(Problem statement): Gather all lines with "völlig" from the records.

(Input):

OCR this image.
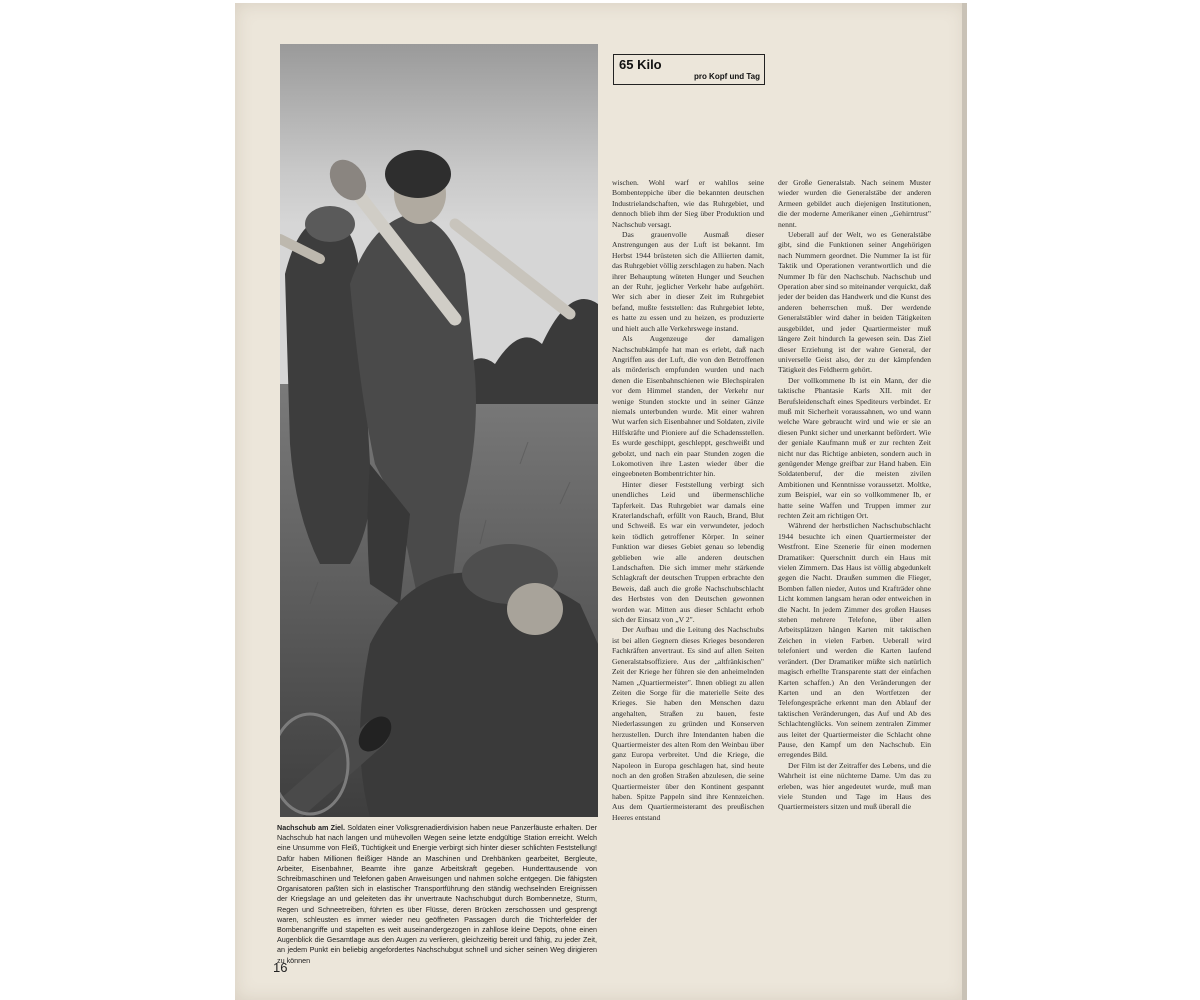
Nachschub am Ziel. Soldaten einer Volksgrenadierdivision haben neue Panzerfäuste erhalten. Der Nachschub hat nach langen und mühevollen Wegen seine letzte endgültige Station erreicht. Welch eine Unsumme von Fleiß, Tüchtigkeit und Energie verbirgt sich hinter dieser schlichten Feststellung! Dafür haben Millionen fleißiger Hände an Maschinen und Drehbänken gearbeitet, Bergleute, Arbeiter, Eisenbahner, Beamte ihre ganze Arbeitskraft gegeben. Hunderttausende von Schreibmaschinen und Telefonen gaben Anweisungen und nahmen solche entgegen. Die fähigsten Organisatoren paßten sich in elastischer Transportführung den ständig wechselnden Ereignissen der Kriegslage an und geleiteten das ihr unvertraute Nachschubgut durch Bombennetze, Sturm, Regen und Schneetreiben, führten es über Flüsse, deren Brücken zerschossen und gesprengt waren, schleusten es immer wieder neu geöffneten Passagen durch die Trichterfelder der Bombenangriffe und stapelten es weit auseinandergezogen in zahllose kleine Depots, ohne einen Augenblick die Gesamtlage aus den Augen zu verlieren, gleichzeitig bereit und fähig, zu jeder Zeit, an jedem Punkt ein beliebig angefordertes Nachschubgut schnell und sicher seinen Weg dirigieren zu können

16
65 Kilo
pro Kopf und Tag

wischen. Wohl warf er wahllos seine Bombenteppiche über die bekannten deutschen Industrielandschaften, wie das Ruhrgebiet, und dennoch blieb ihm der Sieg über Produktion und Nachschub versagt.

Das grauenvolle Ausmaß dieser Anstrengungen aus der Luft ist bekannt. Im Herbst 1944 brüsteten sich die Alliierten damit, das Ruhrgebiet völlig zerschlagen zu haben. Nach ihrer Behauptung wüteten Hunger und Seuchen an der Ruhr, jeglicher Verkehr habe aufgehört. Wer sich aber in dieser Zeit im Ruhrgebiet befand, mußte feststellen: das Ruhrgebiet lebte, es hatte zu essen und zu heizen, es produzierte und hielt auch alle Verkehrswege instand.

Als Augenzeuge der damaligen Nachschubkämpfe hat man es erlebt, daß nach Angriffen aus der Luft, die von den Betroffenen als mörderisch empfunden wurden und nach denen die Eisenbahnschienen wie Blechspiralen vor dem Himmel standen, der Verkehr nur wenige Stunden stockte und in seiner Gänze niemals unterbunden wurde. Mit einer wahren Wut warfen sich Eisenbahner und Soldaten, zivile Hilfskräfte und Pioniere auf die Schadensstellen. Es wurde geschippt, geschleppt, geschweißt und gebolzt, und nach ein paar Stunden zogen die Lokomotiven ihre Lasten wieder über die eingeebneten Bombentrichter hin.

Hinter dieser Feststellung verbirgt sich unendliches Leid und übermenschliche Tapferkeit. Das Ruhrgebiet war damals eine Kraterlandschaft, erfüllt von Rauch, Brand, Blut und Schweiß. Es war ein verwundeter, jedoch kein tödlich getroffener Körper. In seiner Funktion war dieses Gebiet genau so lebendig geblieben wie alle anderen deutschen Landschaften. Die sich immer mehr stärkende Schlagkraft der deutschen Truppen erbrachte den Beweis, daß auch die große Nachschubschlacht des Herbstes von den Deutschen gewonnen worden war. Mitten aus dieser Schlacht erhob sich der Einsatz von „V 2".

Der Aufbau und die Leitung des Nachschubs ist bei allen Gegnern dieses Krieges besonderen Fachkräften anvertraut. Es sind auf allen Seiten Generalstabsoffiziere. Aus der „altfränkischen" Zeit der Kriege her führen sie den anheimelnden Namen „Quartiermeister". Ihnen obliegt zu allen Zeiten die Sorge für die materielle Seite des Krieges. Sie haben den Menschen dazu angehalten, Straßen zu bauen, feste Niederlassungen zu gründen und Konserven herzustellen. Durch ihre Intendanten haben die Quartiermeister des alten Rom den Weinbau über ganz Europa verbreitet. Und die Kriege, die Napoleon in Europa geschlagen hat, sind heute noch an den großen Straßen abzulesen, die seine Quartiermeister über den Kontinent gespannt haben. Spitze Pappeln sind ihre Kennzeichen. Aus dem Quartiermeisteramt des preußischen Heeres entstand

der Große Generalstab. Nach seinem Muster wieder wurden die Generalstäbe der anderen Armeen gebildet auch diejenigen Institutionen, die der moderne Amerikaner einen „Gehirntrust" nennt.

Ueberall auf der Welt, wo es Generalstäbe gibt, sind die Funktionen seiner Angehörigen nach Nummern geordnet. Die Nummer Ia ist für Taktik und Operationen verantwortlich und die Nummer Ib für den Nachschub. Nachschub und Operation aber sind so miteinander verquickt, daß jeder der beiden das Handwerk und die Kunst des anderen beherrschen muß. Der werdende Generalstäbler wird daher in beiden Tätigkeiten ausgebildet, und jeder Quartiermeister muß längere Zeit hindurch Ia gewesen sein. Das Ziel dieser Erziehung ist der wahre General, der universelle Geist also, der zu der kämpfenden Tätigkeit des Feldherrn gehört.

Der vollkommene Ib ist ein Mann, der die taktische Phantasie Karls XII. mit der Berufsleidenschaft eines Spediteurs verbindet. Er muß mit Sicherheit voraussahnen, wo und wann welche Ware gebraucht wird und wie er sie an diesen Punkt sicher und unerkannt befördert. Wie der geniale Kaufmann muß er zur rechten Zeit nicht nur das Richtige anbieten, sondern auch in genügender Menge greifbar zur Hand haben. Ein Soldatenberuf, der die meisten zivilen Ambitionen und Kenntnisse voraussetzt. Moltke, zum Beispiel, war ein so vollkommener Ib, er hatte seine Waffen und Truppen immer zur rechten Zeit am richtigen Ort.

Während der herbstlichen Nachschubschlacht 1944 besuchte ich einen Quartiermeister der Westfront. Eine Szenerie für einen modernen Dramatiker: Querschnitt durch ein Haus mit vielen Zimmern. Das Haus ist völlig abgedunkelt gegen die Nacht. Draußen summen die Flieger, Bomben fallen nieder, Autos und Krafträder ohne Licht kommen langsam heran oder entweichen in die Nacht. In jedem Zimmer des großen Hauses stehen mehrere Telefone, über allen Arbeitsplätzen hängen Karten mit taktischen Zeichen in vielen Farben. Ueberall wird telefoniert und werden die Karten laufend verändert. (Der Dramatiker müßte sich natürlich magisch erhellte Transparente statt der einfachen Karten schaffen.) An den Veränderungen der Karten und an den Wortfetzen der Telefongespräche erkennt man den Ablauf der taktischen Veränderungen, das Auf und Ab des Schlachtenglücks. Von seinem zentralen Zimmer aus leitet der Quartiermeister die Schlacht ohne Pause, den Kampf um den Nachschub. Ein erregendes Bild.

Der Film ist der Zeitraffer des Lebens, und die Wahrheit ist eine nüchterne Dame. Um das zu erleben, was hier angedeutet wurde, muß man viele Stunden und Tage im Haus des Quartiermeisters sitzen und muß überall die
...
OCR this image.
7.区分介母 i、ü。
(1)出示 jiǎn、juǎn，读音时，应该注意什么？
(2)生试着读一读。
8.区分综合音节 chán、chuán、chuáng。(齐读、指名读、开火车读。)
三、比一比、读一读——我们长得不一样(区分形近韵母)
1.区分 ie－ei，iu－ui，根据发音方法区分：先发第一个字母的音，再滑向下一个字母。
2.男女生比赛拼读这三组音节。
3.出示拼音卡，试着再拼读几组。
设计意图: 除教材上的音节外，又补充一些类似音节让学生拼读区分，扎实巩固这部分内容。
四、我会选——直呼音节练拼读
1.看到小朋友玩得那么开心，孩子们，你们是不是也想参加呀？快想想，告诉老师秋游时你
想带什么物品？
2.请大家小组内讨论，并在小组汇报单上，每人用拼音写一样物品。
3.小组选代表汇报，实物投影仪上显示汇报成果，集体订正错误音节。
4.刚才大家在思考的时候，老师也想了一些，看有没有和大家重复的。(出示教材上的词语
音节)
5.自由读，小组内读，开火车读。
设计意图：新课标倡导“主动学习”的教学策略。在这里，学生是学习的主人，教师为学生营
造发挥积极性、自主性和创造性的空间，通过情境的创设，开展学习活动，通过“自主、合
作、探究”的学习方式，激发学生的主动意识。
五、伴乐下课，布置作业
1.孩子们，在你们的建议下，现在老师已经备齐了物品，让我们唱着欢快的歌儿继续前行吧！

(Solution to the exercise):
Das grauenvolle Ausmaß dieser Anstrengungen aus der Luft ist bekannt. Im Herbst 1944 brüsteten sich die Alliierten damit, das Ruhrgebiet völlig zerschlagen zu haben. Nach ihrer Behauptung wüteten Hunger und Seuchen an der Ruhr, jeglicher Verkehr habe aufgehört. Wer sich aber in dieser Zeit im Ruhrgebiet befand, mußte feststellen: das Ruhrgebiet lebte, es hatte zu essen und zu heizen, es produzierte und hielt auch alle Verkehrswege instand.
Während der herbstlichen Nachschubschlacht 1944 besuchte ich einen Quartiermeister der Westfront. Eine Szenerie für einen modernen Dramatiker: Querschnitt durch ein Haus mit vielen Zimmern. Das Haus ist völlig abgedunkelt gegen die Nacht. Draußen summen die Flieger, Bomben fallen nieder, Autos und Krafträder ohne Licht kommen langsam heran oder entweichen in die Nacht. In jedem Zimmer des großen Hauses stehen mehrere Telefone, über allen Arbeitsplätzen hängen Karten mit taktischen Zeichen in vielen Farben. Ueberall wird telefoniert und werden die Karten laufend verändert. (Der Dramatiker müßte sich natürlich magisch erhellte Transparente statt der einfachen Karten schaffen.) An den Veränderungen der Karten und an den Wortfetzen der Telefongespräche erkennt man den Ablauf der taktischen Veränderungen, das Auf und Ab des Schlachtenglücks. Von seinem zentralen Zimmer aus leitet der Quartiermeister die Schlacht ohne Pause, den Kampf um den Nachschub. Ein erregendes Bild.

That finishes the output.